■ **EXERCISE**
Once the lines below holding the string "Pilg" are counted, give that number alone.

Page segmentation data:

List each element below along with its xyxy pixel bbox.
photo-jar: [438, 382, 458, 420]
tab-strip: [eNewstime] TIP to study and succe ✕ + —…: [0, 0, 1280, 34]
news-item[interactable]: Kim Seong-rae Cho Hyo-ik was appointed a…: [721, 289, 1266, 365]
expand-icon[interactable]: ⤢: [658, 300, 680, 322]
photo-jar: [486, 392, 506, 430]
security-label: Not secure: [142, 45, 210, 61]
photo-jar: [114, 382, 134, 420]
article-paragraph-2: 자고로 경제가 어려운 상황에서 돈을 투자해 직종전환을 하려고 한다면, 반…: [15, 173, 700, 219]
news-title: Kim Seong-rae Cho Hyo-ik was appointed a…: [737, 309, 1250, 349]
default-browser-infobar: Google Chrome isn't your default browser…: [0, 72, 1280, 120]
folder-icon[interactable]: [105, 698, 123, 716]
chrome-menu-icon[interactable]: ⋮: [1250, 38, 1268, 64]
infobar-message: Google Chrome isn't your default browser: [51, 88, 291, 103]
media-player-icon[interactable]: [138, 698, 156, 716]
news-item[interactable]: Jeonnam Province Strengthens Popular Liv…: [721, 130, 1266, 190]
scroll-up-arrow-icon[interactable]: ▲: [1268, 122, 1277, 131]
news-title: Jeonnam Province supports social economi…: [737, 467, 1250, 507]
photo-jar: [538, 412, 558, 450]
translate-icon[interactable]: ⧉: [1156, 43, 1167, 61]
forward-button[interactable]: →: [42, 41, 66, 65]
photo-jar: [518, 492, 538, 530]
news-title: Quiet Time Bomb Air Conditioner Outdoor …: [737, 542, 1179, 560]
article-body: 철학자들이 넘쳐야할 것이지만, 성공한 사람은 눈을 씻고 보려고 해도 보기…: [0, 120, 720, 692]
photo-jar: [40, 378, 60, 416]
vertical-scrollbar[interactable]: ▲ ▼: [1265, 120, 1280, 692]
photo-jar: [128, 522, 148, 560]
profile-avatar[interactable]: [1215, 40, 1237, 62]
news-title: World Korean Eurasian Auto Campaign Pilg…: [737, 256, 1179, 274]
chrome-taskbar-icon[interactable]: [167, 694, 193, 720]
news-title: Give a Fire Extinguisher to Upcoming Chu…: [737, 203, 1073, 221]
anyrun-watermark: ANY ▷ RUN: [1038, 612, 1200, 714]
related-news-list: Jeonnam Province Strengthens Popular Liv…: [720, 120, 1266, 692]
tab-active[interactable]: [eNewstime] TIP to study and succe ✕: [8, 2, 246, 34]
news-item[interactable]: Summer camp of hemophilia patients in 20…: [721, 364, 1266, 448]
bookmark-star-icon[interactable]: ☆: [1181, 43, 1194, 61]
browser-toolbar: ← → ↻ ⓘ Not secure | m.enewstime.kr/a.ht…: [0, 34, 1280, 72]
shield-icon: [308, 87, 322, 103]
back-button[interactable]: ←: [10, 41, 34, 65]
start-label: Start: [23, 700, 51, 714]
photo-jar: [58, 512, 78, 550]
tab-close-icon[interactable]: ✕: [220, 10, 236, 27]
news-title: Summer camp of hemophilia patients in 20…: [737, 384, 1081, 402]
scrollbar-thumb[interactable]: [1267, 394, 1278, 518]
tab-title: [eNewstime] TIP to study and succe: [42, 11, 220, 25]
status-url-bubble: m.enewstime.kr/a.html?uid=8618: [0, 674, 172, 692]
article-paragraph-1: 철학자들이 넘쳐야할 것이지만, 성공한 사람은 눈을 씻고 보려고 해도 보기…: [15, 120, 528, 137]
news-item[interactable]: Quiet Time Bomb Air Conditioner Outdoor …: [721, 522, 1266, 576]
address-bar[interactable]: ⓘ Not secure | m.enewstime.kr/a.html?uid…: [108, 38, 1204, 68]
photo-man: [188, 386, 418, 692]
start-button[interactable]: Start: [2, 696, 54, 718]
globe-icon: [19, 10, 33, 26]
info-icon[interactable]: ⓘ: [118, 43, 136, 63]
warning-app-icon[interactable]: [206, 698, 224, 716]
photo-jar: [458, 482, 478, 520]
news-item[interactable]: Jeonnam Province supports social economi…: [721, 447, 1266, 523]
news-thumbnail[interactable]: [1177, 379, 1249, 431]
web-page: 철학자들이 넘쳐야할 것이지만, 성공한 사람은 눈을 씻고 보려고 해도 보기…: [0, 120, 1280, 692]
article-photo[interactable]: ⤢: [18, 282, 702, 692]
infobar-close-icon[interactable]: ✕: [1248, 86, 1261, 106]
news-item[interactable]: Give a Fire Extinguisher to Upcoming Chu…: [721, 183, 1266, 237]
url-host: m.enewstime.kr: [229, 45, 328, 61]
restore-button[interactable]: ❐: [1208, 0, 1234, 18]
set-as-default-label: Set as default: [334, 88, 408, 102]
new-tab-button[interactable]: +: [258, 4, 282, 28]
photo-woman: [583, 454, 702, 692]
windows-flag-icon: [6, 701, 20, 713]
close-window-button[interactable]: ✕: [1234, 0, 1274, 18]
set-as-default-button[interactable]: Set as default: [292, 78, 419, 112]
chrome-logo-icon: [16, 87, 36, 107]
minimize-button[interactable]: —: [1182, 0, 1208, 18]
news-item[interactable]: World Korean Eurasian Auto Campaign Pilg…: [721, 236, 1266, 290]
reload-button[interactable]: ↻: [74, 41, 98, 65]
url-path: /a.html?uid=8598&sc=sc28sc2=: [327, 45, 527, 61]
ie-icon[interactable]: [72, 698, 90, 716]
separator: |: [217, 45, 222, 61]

■ **COMPLETED TASK**
2